▸ Task brief: Quote, without change, all of the lines that follow.

▸ Extracted data entries:
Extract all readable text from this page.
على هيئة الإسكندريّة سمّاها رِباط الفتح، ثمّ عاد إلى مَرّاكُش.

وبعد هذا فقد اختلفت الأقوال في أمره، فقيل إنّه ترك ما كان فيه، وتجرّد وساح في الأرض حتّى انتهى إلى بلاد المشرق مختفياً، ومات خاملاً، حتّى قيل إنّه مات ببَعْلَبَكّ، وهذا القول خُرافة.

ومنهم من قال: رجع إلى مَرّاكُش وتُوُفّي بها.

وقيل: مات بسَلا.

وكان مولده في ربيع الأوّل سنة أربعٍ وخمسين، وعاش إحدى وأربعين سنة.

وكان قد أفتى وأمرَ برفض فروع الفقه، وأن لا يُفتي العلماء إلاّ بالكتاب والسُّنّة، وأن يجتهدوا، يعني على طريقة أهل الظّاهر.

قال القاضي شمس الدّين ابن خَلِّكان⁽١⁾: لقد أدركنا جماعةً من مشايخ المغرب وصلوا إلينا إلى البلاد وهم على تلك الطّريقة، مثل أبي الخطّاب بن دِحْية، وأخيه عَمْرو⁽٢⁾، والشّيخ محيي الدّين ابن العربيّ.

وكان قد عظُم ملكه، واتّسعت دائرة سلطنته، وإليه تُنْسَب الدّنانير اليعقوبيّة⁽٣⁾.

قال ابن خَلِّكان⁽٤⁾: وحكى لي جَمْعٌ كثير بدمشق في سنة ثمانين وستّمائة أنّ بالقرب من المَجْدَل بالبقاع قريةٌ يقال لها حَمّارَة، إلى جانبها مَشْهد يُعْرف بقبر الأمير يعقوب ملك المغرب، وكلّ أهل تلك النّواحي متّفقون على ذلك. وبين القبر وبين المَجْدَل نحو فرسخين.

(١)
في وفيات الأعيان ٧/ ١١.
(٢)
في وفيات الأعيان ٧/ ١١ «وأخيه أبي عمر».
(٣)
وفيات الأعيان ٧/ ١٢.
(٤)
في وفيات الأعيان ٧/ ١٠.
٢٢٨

▸ Written solution:
Extract all readable text from this page.
على هيئة الإسكندريّة سمّاها رِباط الفتح، ثمّ عاد إلى مَرّاكُش.

وبعد هذا فقد اختلفت الأقوال في أمره، فقيل إنّه ترك ما كان فيه، وتجرّد وساح في الأرض حتّى انتهى إلى بلاد المشرق مختفياً، ومات خاملاً، حتّى قيل إنّه مات ببَعْلَبَكّ، وهذا القول خُرافة.

ومنهم من قال: رجع إلى مَرّاكُش وتُوُفّي بها.

وقيل: مات بسَلا.

وكان مولده في ربيع الأوّل سنة أربعٍ وخمسين، وعاش إحدى وأربعين سنة.

وكان قد أفتى وأمرَ برفض فروع الفقه، وأن لا يُفتي العلماء إلاّ بالكتاب والسُّنّة، وأن يجتهدوا، يعني على طريقة أهل الظّاهر.

قال القاضي شمس الدّين ابن خَلِّكان⁽١⁾: لقد أدركنا جماعةً من مشايخ المغرب وصلوا إلينا إلى البلاد وهم على تلك الطّريقة، مثل أبي الخطّاب بن دِحْية، وأخيه عَمْرو⁽٢⁾، والشّيخ محيي الدّين ابن العربيّ.

وكان قد عظُم ملكه، واتّسعت دائرة سلطنته، وإليه تُنْسَب الدّنانير اليعقوبيّة⁽٣⁾.

قال ابن خَلِّكان⁽٤⁾: وحكى لي جَمْعٌ كثير بدمشق في سنة ثمانين وستّمائة أنّ بالقرب من المَجْدَل بالبقاع قريةٌ يقال لها حَمّارَة، إلى جانبها مَشْهد يُعْرف بقبر الأمير يعقوب ملك المغرب، وكلّ أهل تلك النّواحي متّفقون على ذلك. وبين القبر وبين المَجْدَل نحو فرسخين.

(١)
في وفيات الأعيان ٧/ ١١.
(٢)
في وفيات الأعيان ٧/ ١١ «وأخيه أبي عمر».
(٣)
وفيات الأعيان ٧/ ١٢.
(٤)
في وفيات الأعيان ٧/ ١٠.
٢٢٨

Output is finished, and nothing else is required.